Dataset rows about figures:
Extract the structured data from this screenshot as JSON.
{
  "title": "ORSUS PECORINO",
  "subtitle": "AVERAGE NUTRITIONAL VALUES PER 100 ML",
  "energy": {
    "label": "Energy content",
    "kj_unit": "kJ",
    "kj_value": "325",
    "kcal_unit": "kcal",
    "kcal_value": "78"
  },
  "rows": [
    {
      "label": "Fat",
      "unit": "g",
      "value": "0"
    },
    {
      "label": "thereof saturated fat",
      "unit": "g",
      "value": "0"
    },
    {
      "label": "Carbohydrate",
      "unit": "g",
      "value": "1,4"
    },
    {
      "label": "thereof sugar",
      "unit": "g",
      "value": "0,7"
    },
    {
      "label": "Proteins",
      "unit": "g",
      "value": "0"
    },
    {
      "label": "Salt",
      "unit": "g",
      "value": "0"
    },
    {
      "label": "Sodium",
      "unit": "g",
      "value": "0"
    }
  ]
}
---
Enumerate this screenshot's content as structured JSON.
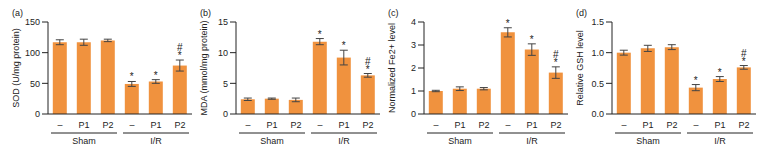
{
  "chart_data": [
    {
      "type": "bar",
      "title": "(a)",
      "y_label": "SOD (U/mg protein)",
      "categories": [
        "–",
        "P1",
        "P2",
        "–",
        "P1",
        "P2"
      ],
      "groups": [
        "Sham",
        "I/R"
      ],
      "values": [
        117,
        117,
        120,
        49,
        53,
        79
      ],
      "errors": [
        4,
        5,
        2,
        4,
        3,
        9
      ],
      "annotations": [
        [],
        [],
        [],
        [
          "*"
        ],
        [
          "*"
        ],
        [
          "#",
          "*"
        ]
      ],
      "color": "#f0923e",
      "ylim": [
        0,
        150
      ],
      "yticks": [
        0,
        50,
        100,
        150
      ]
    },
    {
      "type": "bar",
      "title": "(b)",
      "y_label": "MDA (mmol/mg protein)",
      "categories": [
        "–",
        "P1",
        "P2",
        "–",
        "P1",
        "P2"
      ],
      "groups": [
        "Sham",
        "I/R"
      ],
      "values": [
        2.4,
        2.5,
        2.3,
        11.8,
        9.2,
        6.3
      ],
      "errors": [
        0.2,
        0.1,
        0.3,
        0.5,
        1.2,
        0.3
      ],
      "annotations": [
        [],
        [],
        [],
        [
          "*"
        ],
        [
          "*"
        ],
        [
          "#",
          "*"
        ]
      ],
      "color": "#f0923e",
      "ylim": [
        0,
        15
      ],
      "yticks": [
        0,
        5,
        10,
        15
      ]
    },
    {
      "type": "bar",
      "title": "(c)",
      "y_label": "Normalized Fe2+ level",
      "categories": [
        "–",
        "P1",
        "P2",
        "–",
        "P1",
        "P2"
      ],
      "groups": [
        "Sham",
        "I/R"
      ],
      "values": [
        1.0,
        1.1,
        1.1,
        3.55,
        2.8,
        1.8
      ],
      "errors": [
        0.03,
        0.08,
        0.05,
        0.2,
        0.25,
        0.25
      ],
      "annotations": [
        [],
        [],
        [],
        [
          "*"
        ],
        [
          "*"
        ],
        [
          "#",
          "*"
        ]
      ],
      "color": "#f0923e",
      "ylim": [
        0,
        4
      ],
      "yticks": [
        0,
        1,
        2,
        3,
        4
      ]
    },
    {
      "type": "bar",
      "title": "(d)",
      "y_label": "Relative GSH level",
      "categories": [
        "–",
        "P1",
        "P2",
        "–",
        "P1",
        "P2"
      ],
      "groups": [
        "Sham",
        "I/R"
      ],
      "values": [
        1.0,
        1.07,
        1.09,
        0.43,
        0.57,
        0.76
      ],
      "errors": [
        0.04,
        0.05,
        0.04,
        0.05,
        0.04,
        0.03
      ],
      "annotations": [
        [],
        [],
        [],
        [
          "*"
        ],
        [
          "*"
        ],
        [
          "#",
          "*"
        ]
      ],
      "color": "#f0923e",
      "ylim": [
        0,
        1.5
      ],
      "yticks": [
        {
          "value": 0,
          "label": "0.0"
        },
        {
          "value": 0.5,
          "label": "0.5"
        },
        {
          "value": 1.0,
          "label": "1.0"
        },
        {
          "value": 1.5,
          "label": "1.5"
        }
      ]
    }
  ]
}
* * *
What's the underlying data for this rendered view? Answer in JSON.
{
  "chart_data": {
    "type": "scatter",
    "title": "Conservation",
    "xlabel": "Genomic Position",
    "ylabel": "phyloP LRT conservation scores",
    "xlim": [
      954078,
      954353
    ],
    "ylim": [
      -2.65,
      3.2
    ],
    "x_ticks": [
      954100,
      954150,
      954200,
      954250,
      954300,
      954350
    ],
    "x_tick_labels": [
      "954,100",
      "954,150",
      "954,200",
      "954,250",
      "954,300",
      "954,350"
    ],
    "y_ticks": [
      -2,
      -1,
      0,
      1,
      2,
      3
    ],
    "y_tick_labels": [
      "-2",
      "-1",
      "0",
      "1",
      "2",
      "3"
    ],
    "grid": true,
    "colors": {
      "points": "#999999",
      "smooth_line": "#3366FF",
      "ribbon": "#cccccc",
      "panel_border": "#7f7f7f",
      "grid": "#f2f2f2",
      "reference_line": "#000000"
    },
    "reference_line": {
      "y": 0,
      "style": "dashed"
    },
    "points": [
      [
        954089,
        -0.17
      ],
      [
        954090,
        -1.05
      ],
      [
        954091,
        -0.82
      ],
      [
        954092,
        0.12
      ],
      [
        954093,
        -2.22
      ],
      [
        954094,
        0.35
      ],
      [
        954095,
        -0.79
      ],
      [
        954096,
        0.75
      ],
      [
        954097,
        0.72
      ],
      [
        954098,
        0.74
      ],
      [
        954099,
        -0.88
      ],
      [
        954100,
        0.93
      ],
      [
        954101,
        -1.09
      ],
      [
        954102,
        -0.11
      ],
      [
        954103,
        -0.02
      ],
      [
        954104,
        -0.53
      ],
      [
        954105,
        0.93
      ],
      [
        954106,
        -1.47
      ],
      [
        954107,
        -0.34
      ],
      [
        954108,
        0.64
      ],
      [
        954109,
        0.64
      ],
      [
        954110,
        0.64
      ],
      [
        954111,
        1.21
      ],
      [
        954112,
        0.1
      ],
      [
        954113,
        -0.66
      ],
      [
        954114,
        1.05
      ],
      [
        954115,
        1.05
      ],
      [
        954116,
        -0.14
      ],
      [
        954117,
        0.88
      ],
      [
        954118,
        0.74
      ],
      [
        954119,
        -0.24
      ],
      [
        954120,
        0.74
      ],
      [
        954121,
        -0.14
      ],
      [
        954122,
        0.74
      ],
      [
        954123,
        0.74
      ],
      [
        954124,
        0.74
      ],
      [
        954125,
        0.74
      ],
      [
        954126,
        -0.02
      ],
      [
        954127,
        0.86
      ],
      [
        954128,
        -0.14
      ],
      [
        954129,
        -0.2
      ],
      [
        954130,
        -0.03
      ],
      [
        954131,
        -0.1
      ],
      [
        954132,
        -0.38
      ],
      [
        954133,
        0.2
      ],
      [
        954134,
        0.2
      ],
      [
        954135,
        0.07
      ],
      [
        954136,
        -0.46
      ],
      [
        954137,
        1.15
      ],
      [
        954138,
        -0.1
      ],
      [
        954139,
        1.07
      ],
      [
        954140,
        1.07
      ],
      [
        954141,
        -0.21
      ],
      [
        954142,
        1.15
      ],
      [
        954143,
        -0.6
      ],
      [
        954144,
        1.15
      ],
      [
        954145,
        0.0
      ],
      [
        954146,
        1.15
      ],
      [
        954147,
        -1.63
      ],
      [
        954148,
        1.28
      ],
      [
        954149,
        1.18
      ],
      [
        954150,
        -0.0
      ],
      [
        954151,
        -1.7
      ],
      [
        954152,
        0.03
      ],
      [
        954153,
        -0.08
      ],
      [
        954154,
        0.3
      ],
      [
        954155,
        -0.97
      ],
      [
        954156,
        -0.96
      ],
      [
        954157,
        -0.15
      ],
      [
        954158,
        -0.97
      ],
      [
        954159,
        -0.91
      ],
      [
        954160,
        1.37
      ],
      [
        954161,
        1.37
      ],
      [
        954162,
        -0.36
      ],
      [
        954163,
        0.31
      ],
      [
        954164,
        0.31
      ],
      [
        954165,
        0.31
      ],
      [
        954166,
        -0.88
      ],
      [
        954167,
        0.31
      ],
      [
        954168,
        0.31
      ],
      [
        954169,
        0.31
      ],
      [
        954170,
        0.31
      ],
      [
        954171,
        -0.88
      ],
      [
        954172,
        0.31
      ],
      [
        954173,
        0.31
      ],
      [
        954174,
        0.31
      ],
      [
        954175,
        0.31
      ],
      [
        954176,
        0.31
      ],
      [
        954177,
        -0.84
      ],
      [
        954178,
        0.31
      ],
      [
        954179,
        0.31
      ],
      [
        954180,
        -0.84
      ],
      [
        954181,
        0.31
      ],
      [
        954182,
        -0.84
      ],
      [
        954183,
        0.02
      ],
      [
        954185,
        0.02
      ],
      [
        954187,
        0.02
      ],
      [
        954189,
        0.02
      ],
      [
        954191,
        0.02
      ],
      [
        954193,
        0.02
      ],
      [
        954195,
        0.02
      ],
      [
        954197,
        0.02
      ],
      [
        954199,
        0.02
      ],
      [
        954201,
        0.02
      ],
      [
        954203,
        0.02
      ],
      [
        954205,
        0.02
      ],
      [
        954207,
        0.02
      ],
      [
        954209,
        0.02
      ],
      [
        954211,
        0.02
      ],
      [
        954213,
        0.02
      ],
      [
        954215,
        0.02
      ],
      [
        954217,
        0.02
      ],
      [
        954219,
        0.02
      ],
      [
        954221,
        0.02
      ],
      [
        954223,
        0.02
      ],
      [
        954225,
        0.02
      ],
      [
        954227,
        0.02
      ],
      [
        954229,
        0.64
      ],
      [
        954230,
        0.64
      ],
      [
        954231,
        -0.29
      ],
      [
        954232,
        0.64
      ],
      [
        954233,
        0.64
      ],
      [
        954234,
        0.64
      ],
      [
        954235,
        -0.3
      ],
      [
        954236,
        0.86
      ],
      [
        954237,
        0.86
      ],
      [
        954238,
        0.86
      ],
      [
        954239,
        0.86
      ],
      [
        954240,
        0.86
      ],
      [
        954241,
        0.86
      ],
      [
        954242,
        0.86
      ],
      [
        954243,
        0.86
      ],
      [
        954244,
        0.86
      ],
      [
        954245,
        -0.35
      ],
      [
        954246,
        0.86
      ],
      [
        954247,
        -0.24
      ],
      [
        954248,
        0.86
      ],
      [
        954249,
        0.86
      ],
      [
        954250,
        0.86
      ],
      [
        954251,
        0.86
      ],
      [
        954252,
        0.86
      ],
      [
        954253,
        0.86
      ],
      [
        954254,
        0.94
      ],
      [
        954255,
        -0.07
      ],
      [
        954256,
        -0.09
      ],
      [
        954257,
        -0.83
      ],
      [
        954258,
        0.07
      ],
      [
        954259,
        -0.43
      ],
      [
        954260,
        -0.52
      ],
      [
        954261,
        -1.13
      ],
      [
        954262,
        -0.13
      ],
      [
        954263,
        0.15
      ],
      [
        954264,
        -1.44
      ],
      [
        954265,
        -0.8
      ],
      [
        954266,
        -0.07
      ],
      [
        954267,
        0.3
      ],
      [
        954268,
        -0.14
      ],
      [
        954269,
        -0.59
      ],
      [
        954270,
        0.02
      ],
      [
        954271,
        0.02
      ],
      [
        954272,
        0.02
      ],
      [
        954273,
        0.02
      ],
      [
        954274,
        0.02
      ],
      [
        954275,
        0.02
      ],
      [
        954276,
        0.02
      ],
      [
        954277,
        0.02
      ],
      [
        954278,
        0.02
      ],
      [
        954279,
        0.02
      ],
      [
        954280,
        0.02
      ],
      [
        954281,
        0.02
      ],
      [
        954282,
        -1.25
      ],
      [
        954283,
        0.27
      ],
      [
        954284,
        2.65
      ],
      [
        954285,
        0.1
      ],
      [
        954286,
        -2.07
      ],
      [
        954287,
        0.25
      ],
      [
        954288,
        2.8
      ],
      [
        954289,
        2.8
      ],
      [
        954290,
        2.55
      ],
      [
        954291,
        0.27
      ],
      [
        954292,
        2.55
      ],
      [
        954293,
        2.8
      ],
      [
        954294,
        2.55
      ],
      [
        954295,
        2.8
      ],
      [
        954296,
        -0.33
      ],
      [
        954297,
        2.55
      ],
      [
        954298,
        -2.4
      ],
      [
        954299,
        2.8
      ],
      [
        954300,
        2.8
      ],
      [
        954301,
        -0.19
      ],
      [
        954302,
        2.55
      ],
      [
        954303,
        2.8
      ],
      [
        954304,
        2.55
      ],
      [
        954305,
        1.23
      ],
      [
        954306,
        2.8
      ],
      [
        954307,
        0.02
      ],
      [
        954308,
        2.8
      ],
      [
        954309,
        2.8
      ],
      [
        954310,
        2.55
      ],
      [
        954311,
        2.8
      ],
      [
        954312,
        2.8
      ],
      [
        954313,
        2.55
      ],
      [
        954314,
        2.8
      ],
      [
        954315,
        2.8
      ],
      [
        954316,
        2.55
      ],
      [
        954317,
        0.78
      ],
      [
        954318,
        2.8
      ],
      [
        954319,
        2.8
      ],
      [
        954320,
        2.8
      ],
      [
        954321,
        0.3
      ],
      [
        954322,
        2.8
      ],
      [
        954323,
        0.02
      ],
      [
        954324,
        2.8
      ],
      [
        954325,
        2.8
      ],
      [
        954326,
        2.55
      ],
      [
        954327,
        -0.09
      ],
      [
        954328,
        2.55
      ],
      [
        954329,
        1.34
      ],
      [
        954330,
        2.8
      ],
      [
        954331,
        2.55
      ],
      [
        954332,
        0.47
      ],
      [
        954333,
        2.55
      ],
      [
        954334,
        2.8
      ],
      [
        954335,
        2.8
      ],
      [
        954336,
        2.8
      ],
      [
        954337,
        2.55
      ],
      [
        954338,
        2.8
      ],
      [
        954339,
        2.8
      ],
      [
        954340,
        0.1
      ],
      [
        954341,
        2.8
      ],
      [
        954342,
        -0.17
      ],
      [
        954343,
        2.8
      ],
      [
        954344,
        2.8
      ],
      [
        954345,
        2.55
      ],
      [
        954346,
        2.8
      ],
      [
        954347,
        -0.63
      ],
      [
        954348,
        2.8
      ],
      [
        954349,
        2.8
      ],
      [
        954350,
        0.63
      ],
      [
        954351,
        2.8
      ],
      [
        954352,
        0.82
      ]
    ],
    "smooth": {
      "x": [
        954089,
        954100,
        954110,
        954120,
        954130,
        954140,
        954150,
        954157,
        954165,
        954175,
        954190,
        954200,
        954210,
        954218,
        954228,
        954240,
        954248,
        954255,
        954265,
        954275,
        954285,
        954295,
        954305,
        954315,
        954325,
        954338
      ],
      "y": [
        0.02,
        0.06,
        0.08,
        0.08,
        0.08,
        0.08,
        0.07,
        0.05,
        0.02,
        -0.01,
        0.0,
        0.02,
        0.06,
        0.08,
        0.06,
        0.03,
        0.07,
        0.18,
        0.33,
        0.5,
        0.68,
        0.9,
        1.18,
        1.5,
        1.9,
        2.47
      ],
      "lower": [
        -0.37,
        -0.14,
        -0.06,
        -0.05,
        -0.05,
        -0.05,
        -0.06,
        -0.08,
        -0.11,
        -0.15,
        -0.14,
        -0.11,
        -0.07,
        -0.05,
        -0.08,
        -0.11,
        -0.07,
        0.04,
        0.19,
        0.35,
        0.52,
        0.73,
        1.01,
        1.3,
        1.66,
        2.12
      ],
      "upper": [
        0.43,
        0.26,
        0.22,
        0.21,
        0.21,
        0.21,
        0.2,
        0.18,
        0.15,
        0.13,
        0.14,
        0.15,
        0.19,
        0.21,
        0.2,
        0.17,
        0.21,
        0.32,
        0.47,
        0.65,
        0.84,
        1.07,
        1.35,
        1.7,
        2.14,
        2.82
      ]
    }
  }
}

GOAL OF THE EXERCISE: Copy every line from the entries that contains the word "content".

EXERCISE RESPONSE:
    "label": "Energy content",
Enumerate this screenshot's content as structured JSON.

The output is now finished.